Task to carry out = Copy out all the lines where "content" shows up.

Data in this exercise =
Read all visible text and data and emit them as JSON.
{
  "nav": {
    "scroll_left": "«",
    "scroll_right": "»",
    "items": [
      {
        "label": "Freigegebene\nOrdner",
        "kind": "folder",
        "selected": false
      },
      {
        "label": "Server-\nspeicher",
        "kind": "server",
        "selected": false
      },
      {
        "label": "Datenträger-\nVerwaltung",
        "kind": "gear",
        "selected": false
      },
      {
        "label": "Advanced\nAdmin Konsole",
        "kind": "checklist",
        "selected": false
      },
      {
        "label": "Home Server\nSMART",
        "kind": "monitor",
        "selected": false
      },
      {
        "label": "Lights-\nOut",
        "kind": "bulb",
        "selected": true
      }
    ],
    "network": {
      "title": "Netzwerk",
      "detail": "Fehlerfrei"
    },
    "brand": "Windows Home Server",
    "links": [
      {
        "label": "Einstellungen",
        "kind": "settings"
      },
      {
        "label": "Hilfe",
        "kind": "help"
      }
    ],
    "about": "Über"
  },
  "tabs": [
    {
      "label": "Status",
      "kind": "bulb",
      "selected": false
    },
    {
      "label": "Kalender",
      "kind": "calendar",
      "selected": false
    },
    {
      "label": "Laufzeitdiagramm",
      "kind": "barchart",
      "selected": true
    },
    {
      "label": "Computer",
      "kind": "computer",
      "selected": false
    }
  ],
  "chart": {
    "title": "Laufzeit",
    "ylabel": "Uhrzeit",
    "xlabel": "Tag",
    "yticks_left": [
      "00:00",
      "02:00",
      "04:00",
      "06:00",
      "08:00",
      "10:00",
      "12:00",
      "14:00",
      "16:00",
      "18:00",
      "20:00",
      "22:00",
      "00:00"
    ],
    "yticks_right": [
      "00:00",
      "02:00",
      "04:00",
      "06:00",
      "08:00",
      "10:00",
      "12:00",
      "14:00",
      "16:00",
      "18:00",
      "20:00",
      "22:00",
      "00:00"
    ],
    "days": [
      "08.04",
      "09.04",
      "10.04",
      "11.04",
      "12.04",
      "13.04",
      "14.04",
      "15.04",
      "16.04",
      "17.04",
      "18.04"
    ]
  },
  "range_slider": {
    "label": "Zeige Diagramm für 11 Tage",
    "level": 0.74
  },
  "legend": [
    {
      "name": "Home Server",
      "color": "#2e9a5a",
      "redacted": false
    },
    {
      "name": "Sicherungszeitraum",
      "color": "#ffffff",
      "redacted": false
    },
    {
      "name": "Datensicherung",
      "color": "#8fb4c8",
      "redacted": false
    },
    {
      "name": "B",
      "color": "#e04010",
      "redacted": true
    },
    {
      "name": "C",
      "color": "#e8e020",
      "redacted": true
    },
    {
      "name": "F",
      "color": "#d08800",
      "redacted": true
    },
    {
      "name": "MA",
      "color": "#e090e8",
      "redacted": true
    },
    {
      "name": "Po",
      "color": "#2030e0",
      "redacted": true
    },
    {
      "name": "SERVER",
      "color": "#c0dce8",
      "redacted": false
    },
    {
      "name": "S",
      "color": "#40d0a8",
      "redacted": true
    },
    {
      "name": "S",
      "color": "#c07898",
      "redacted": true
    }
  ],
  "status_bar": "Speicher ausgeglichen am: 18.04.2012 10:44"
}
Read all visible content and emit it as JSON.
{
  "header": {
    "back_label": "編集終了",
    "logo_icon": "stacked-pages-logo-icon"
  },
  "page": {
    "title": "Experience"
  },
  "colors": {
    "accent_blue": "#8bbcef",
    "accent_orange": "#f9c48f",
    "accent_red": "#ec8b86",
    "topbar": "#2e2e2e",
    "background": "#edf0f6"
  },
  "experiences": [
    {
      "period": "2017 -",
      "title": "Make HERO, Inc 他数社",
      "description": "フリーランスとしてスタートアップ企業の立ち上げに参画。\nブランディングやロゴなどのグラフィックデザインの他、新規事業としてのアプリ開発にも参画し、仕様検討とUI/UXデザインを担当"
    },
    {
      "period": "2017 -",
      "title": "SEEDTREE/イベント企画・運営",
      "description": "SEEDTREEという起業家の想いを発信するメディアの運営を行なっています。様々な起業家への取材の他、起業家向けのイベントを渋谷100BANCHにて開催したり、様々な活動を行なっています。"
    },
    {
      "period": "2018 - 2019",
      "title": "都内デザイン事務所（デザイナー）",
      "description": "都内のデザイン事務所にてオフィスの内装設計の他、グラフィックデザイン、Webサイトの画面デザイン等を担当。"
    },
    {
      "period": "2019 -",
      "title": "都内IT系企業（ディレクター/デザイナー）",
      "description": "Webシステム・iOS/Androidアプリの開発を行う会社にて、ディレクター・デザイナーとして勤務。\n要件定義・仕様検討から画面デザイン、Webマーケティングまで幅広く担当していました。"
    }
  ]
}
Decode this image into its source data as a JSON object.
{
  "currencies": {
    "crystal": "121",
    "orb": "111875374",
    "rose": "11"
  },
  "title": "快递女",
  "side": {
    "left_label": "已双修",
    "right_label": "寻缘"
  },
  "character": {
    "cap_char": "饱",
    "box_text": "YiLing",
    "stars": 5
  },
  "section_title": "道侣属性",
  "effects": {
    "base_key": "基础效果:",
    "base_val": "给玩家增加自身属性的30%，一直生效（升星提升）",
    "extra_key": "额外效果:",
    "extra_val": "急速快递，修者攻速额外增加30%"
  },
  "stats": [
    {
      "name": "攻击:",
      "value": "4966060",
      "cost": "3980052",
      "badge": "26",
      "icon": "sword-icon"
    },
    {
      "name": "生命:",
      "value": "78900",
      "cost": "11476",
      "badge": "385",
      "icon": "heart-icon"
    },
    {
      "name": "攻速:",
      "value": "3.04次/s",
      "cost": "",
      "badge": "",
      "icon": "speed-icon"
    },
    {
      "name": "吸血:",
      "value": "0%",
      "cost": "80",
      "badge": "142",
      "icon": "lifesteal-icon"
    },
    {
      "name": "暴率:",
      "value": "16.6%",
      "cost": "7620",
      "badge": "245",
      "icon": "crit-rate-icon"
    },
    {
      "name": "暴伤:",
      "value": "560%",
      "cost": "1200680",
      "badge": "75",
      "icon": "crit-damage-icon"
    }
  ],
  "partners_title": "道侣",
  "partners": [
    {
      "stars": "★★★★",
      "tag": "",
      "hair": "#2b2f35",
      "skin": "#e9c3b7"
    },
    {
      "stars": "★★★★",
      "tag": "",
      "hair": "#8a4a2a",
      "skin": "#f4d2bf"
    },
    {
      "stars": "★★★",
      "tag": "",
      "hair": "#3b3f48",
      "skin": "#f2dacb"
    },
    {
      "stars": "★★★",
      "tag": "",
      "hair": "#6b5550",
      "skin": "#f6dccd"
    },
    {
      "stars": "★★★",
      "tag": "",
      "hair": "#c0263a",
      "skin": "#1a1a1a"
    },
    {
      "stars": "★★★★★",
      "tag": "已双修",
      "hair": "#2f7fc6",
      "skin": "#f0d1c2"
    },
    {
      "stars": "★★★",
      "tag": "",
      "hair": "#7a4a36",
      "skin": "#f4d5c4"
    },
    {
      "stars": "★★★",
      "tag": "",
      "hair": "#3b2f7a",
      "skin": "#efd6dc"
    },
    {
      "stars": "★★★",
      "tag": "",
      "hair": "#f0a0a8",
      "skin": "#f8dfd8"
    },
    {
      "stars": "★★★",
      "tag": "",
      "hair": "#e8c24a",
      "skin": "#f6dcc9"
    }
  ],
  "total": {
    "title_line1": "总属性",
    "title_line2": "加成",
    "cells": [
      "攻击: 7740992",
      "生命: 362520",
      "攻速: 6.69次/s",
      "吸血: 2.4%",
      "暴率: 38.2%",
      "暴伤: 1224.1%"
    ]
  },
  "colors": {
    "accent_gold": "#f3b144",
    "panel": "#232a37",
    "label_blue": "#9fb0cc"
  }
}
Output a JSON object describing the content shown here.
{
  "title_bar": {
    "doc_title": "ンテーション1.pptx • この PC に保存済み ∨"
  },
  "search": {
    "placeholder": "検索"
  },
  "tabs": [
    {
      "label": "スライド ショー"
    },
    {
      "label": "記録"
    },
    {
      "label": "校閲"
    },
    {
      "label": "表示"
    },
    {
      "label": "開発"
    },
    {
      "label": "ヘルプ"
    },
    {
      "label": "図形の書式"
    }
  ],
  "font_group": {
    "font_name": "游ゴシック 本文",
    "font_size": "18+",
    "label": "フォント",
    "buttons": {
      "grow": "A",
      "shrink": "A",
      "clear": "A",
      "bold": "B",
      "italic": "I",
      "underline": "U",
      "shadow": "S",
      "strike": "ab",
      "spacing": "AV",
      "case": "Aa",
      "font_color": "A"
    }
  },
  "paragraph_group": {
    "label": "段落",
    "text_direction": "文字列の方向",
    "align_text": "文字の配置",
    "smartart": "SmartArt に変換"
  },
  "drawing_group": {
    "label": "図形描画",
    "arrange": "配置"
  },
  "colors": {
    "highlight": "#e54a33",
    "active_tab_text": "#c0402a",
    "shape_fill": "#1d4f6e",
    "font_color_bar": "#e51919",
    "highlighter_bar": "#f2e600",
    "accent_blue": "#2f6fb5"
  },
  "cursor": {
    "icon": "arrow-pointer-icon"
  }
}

Output of the exercise =
Read all visible content and emit it as JSON.
Output a JSON object describing the content shown here.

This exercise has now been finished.